WHAT IS REQUIRED: Reproduce the material in full, unchanged.

DATA SUPPLIED:
▶

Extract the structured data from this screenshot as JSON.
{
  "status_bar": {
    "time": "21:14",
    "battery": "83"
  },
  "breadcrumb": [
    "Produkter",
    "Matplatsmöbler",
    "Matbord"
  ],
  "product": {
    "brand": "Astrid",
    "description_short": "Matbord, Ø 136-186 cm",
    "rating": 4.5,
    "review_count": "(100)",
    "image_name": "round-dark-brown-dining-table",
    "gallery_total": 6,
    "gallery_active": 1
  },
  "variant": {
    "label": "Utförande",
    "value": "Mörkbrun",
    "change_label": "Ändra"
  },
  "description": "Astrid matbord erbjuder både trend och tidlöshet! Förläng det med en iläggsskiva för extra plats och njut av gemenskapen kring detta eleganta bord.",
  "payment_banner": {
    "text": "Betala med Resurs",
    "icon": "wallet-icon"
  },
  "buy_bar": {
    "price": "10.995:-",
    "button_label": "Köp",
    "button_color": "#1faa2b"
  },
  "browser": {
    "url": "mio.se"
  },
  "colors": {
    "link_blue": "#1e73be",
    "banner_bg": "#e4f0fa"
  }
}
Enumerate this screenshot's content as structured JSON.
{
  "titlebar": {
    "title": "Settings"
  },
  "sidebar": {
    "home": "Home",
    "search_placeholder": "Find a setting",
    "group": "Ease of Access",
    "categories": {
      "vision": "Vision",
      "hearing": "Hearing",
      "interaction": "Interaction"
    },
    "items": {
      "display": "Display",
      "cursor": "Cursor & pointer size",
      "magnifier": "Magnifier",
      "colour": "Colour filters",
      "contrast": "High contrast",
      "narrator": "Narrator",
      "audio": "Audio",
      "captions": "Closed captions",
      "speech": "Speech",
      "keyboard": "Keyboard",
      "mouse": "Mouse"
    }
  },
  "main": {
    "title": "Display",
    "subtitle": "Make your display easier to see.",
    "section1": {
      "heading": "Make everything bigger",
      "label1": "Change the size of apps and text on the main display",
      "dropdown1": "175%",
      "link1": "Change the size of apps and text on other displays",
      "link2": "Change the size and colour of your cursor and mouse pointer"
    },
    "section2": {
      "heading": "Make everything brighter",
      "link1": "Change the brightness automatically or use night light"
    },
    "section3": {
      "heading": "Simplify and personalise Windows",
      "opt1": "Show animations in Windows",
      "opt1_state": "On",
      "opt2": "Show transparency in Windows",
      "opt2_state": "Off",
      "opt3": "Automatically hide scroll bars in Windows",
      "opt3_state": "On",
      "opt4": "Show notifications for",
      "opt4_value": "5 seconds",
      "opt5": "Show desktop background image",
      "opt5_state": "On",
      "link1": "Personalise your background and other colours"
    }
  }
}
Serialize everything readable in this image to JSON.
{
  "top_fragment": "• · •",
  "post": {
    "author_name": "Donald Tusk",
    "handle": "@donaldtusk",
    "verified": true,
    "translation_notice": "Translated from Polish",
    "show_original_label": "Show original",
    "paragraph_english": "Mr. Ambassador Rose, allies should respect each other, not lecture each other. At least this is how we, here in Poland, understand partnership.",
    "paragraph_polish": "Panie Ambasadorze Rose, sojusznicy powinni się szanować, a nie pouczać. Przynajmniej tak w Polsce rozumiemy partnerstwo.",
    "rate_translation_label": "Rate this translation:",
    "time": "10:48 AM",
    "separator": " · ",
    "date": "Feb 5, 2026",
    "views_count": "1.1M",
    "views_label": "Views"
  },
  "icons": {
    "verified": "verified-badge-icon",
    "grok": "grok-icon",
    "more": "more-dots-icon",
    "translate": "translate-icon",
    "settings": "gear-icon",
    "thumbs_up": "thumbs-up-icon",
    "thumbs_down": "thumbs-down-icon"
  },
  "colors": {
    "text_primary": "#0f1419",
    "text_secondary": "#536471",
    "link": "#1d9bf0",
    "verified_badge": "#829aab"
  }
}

◀

THE RESPONSE:
Extract the structured data from this screenshot as JSON.
{
  "status_bar": {
    "time": "21:14",
    "battery": "83"
  },
  "breadcrumb": [
    "Produkter",
    "Matplatsmöbler",
    "Matbord"
  ],
  "product": {
    "brand": "Astrid",
    "description_short": "Matbord, Ø 136-186 cm",
    "rating": 4.5,
    "review_count": "(100)",
    "image_name": "round-dark-brown-dining-table",
    "gallery_total": 6,
    "gallery_active": 1
  },
  "variant": {
    "label": "Utförande",
    "value": "Mörkbrun",
    "change_label": "Ändra"
  },
  "description": "Astrid matbord erbjuder både trend och tidlöshet! Förläng det med en iläggsskiva för extra plats och njut av gemenskapen kring detta eleganta bord.",
  "payment_banner": {
    "text": "Betala med Resurs",
    "icon": "wallet-icon"
  },
  "buy_bar": {
    "price": "10.995:-",
    "button_label": "Köp",
    "button_color": "#1faa2b"
  },
  "browser": {
    "url": "mio.se"
  },
  "colors": {
    "link_blue": "#1e73be",
    "banner_bg": "#e4f0fa"
  }
}
Enumerate this screenshot's content as structured JSON.
{
  "titlebar": {
    "title": "Settings"
  },
  "sidebar": {
    "home": "Home",
    "search_placeholder": "Find a setting",
    "group": "Ease of Access",
    "categories": {
      "vision": "Vision",
      "hearing": "Hearing",
      "interaction": "Interaction"
    },
    "items": {
      "display": "Display",
      "cursor": "Cursor & pointer size",
      "magnifier": "Magnifier",
      "colour": "Colour filters",
      "contrast": "High contrast",
      "narrator": "Narrator",
      "audio": "Audio",
      "captions": "Closed captions",
      "speech": "Speech",
      "keyboard": "Keyboard",
      "mouse": "Mouse"
    }
  },
  "main": {
    "title": "Display",
    "subtitle": "Make your display easier to see.",
    "section1": {
      "heading": "Make everything bigger",
      "label1": "Change the size of apps and text on the main display",
      "dropdown1": "175%",
      "link1": "Change the size of apps and text on other displays",
      "link2": "Change the size and colour of your cursor and mouse pointer"
    },
    "section2": {
      "heading": "Make everything brighter",
      "link1": "Change the brightness automatically or use night light"
    },
    "section3": {
      "heading": "Simplify and personalise Windows",
      "opt1": "Show animations in Windows",
      "opt1_state": "On",
      "opt2": "Show transparency in Windows",
      "opt2_state": "Off",
      "opt3": "Automatically hide scroll bars in Windows",
      "opt3_state": "On",
      "opt4": "Show notifications for",
      "opt4_value": "5 seconds",
      "opt5": "Show desktop background image",
      "opt5_state": "On",
      "link1": "Personalise your background and other colours"
    }
  }
}
Serialize everything readable in this image to JSON.
{
  "top_fragment": "• · •",
  "post": {
    "author_name": "Donald Tusk",
    "handle": "@donaldtusk",
    "verified": true,
    "translation_notice": "Translated from Polish",
    "show_original_label": "Show original",
    "paragraph_english": "Mr. Ambassador Rose, allies should respect each other, not lecture each other. At least this is how we, here in Poland, understand partnership.",
    "paragraph_polish": "Panie Ambasadorze Rose, sojusznicy powinni się szanować, a nie pouczać. Przynajmniej tak w Polsce rozumiemy partnerstwo.",
    "rate_translation_label": "Rate this translation:",
    "time": "10:48 AM",
    "separator": " · ",
    "date": "Feb 5, 2026",
    "views_count": "1.1M",
    "views_label": "Views"
  },
  "icons": {
    "verified": "verified-badge-icon",
    "grok": "grok-icon",
    "more": "more-dots-icon",
    "translate": "translate-icon",
    "settings": "gear-icon",
    "thumbs_up": "thumbs-up-icon",
    "thumbs_down": "thumbs-down-icon"
  },
  "colors": {
    "text_primary": "#0f1419",
    "text_secondary": "#536471",
    "link": "#1d9bf0",
    "verified_badge": "#829aab"
  }
}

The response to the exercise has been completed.